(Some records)
☆ ☆ ☆ ☆ ☆

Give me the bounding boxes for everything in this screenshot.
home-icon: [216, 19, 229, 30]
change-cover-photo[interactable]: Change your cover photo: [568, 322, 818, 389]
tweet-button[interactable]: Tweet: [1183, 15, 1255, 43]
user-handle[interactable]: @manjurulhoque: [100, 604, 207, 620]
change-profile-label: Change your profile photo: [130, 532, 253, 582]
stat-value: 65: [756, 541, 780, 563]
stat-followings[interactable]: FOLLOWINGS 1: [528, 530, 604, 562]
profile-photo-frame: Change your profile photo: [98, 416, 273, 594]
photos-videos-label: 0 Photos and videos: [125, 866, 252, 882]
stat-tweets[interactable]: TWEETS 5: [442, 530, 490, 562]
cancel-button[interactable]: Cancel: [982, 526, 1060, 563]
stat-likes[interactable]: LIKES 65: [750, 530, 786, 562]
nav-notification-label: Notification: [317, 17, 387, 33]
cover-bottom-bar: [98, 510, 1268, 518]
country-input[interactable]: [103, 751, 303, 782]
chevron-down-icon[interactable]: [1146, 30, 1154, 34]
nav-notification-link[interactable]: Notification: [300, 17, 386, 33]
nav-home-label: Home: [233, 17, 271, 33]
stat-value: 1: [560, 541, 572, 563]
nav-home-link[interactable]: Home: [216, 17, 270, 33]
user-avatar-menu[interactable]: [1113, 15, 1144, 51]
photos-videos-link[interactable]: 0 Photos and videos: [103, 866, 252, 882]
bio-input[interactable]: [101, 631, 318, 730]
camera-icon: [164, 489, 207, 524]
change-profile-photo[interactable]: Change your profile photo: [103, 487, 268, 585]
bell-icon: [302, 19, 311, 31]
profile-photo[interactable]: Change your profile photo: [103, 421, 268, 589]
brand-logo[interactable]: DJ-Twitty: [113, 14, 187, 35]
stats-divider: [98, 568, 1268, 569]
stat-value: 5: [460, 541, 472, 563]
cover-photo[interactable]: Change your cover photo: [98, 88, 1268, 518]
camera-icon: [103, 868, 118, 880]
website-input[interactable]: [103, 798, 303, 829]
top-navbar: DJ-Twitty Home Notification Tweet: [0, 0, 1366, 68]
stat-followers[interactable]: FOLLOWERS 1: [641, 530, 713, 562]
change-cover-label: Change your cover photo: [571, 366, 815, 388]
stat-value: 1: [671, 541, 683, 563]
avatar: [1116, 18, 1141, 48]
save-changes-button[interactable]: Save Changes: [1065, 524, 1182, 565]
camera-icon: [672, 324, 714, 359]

☆ ☆ ☆ ☆ ☆

EXERCISE GOAL:
Reproduce every line of the records without changing anything.

RIGHT ANSWER:
Give me the bounding boxes for everything in this screenshot.
home-icon: [216, 19, 229, 30]
change-cover-photo[interactable]: Change your cover photo: [568, 322, 818, 389]
tweet-button[interactable]: Tweet: [1183, 15, 1255, 43]
user-handle[interactable]: @manjurulhoque: [100, 604, 207, 620]
change-profile-label: Change your profile photo: [130, 532, 253, 582]
stat-value: 65: [756, 541, 780, 563]
stat-followings[interactable]: FOLLOWINGS 1: [528, 530, 604, 562]
profile-photo-frame: Change your profile photo: [98, 416, 273, 594]
photos-videos-label: 0 Photos and videos: [125, 866, 252, 882]
stat-tweets[interactable]: TWEETS 5: [442, 530, 490, 562]
cancel-button[interactable]: Cancel: [982, 526, 1060, 563]
stat-likes[interactable]: LIKES 65: [750, 530, 786, 562]
nav-notification-label: Notification: [317, 17, 387, 33]
cover-bottom-bar: [98, 510, 1268, 518]
country-input[interactable]: [103, 751, 303, 782]
chevron-down-icon[interactable]: [1146, 30, 1154, 34]
nav-notification-link[interactable]: Notification: [300, 17, 386, 33]
nav-home-label: Home: [233, 17, 271, 33]
stat-value: 1: [560, 541, 572, 563]
nav-home-link[interactable]: Home: [216, 17, 270, 33]
user-avatar-menu[interactable]: [1113, 15, 1144, 51]
photos-videos-link[interactable]: 0 Photos and videos: [103, 866, 252, 882]
bio-input[interactable]: [101, 631, 318, 730]
camera-icon: [164, 489, 207, 524]
change-profile-photo[interactable]: Change your profile photo: [103, 487, 268, 585]
bell-icon: [302, 19, 311, 31]
profile-photo[interactable]: Change your profile photo: [103, 421, 268, 589]
brand-logo[interactable]: DJ-Twitty: [113, 14, 187, 35]
stats-divider: [98, 568, 1268, 569]
stat-value: 5: [460, 541, 472, 563]
cover-photo[interactable]: Change your cover photo: [98, 88, 1268, 518]
camera-icon: [103, 868, 118, 880]
website-input[interactable]: [103, 798, 303, 829]
top-navbar: DJ-Twitty Home Notification Tweet: [0, 0, 1366, 68]
stat-followers[interactable]: FOLLOWERS 1: [641, 530, 713, 562]
change-cover-label: Change your cover photo: [571, 366, 815, 388]
stat-value: 1: [671, 541, 683, 563]
avatar: [1116, 18, 1141, 48]
save-changes-button[interactable]: Save Changes: [1065, 524, 1182, 565]
camera-icon: [672, 324, 714, 359]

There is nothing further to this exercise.